** START TASK INPUTS **
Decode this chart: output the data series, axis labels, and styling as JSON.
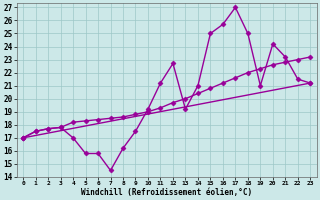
{
  "xlabel": "Windchill (Refroidissement éolien,°C)",
  "xlim": [
    -0.5,
    23.5
  ],
  "ylim": [
    14,
    27.3
  ],
  "xticks": [
    0,
    1,
    2,
    3,
    4,
    5,
    6,
    7,
    8,
    9,
    10,
    11,
    12,
    13,
    14,
    15,
    16,
    17,
    18,
    19,
    20,
    21,
    22,
    23
  ],
  "yticks": [
    14,
    15,
    16,
    17,
    18,
    19,
    20,
    21,
    22,
    23,
    24,
    25,
    26,
    27
  ],
  "bg_color": "#cce8e8",
  "line_color": "#990099",
  "line1_x": [
    0,
    1,
    2,
    3,
    4,
    5,
    6,
    7,
    8,
    9,
    10,
    11,
    12,
    13,
    14,
    15,
    16,
    17,
    18,
    19,
    20,
    21,
    22,
    23
  ],
  "line1_y": [
    17.0,
    17.5,
    17.7,
    17.8,
    17.0,
    15.8,
    15.8,
    14.5,
    16.2,
    17.5,
    19.2,
    21.2,
    22.7,
    19.2,
    21.0,
    25.0,
    25.7,
    27.0,
    25.0,
    21.0,
    24.2,
    23.2,
    21.5,
    21.2
  ],
  "line2_x": [
    0,
    1,
    2,
    3,
    4,
    5,
    6,
    7,
    8,
    9,
    10,
    11,
    12,
    13,
    14,
    15,
    16,
    17,
    18,
    19,
    20,
    21,
    22,
    23
  ],
  "line2_y": [
    17.0,
    17.5,
    17.7,
    17.8,
    18.2,
    18.3,
    18.4,
    18.5,
    18.6,
    18.8,
    19.0,
    19.3,
    19.7,
    20.0,
    20.4,
    20.8,
    21.2,
    21.6,
    22.0,
    22.3,
    22.6,
    22.8,
    23.0,
    23.2
  ],
  "line3_x": [
    0,
    23
  ],
  "line3_y": [
    17.0,
    21.2
  ],
  "marker": "D",
  "markersize": 2.5,
  "linewidth": 1.0
}
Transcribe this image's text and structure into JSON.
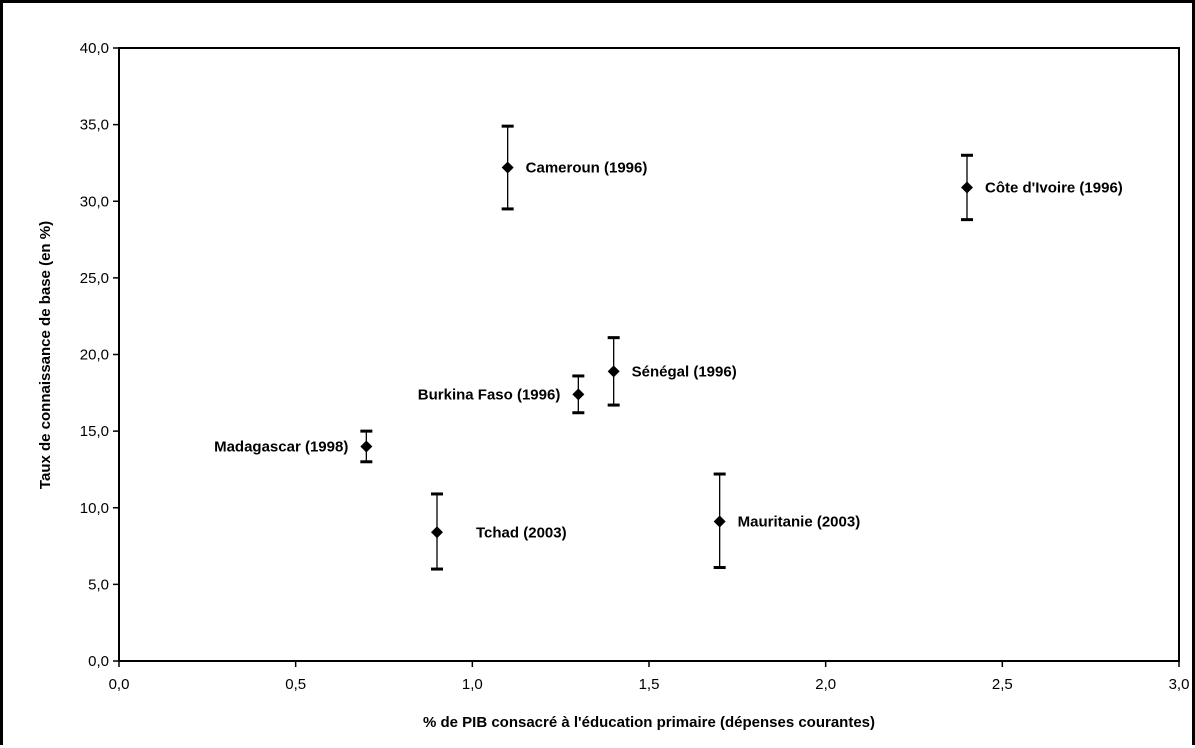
{
  "chart_data": {
    "type": "scatter",
    "title": "",
    "xlabel": "% de PIB consacré à l'éducation primaire (dépenses courantes)",
    "ylabel": "Taux de connaissance de base (en %)",
    "xlim": [
      0,
      3
    ],
    "ylim": [
      0,
      40
    ],
    "x_ticks": [
      "0,0",
      "0,5",
      "1,0",
      "1,5",
      "2,0",
      "2,5",
      "3,0"
    ],
    "y_ticks": [
      "0,0",
      "5,0",
      "10,0",
      "15,0",
      "20,0",
      "25,0",
      "30,0",
      "35,0",
      "40,0"
    ],
    "grid": false,
    "legend": "none",
    "marker_color": "#000000",
    "points": [
      {
        "label": "Cameroun (1996)",
        "x": 1.1,
        "y": 32.2,
        "y_low": 29.5,
        "y_high": 34.9,
        "label_side": "right"
      },
      {
        "label": "Côte d'Ivoire (1996)",
        "x": 2.4,
        "y": 30.9,
        "y_low": 28.8,
        "y_high": 33.0,
        "label_side": "right"
      },
      {
        "label": "Sénégal (1996)",
        "x": 1.4,
        "y": 18.9,
        "y_low": 16.7,
        "y_high": 21.1,
        "label_side": "right"
      },
      {
        "label": "Burkina Faso (1996)",
        "x": 1.3,
        "y": 17.4,
        "y_low": 16.2,
        "y_high": 18.6,
        "label_side": "left"
      },
      {
        "label": "Madagascar (1998)",
        "x": 0.7,
        "y": 14.0,
        "y_low": 13.0,
        "y_high": 15.0,
        "label_side": "left"
      },
      {
        "label": "Tchad (2003)",
        "x": 0.9,
        "y": 8.4,
        "y_low": 6.0,
        "y_high": 10.9,
        "label_side": "right-far"
      },
      {
        "label": "Mauritanie (2003)",
        "x": 1.7,
        "y": 9.1,
        "y_low": 6.1,
        "y_high": 12.2,
        "label_side": "right"
      }
    ]
  }
}
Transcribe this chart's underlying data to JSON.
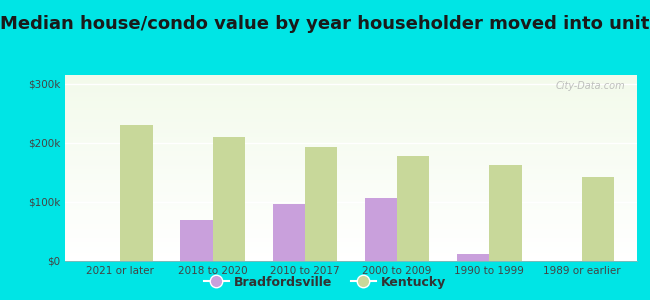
{
  "title": "Median house/condo value by year householder moved into unit",
  "categories": [
    "2021 or later",
    "2018 to 2020",
    "2010 to 2017",
    "2000 to 2009",
    "1990 to 1999",
    "1989 or earlier"
  ],
  "bradfordsville": [
    0,
    70000,
    97000,
    107000,
    12000,
    0
  ],
  "kentucky": [
    230000,
    210000,
    193000,
    178000,
    163000,
    143000
  ],
  "bradfordsville_color": "#c9a0dc",
  "kentucky_color": "#c8d89a",
  "background_color": "#00e5e5",
  "ylabel_ticks": [
    0,
    100000,
    200000,
    300000
  ],
  "ylabel_labels": [
    "$0",
    "$100k",
    "$200k",
    "$300k"
  ],
  "ylim": [
    0,
    315000
  ],
  "legend_bradfordsville": "Bradfordsville",
  "legend_kentucky": "Kentucky",
  "watermark": "City-Data.com",
  "bar_width": 0.35,
  "title_fontsize": 13,
  "tick_fontsize": 7.5,
  "legend_fontsize": 9
}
** END TASK INPUTS **
Your task is to report how many lines of the material include the string "JSON". Give the number and no other words.

3